** START DATA SUPPLIED **

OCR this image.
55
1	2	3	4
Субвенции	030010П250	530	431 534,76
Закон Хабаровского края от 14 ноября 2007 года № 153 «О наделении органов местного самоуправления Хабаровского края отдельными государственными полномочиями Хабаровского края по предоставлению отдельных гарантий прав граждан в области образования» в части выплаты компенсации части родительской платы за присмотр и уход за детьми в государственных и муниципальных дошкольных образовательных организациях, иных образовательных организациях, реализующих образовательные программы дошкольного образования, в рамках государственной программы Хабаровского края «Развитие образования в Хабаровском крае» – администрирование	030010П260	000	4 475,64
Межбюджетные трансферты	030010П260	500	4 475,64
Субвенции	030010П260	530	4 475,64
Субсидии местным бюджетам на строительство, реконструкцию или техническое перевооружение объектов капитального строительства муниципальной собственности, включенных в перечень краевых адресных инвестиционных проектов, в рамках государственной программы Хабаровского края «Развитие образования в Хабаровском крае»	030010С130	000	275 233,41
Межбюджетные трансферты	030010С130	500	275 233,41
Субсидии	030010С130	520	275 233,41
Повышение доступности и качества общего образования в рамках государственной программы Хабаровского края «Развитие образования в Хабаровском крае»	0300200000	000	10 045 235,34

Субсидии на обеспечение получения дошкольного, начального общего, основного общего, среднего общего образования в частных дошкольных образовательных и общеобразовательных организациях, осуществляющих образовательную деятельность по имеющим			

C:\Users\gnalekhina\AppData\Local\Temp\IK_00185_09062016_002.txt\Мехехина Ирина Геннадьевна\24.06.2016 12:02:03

** END DATA SUPPLIED **

Print all of the entries exactly as they appear.

▸ **TASK RESPONSE**
OCR this image.
55
1	2	3	4
Субвенции	030010П250	530	431 534,76
Закон Хабаровского края от 14 ноября 2007 года № 153 «О наделении органов местного самоуправления Хабаровского края отдельными государственными полномочиями Хабаровского края по предоставлению отдельных гарантий прав граждан в области образования» в части выплаты компенсации части родительской платы за присмотр и уход за детьми в государственных и муниципальных дошкольных образовательных организациях, иных образовательных организациях, реализующих образовательные программы дошкольного образования, в рамках государственной программы Хабаровского края «Развитие образования в Хабаровском крае» – администрирование	030010П260	000	4 475,64
Межбюджетные трансферты	030010П260	500	4 475,64
Субвенции	030010П260	530	4 475,64
Субсидии местным бюджетам на строительство, реконструкцию или техническое перевооружение объектов капитального строительства муниципальной собственности, включенных в перечень краевых адресных инвестиционных проектов, в рамках государственной программы Хабаровского края «Развитие образования в Хабаровском крае»	030010С130	000	275 233,41
Межбюджетные трансферты	030010С130	500	275 233,41
Субсидии	030010С130	520	275 233,41
Повышение доступности и качества общего образования в рамках государственной программы Хабаровского края «Развитие образования в Хабаровском крае»	0300200000	000	10 045 235,34

Субсидии на обеспечение получения дошкольного, начального общего, основного общего, среднего общего образования в частных дошкольных образовательных и общеобразовательных организациях, осуществляющих образовательную деятельность по имеющим			

C:\Users\gnalekhina\AppData\Local\Temp\IK_00185_09062016_002.txt\Мехехина Ирина Геннадьевна\24.06.2016 12:02:03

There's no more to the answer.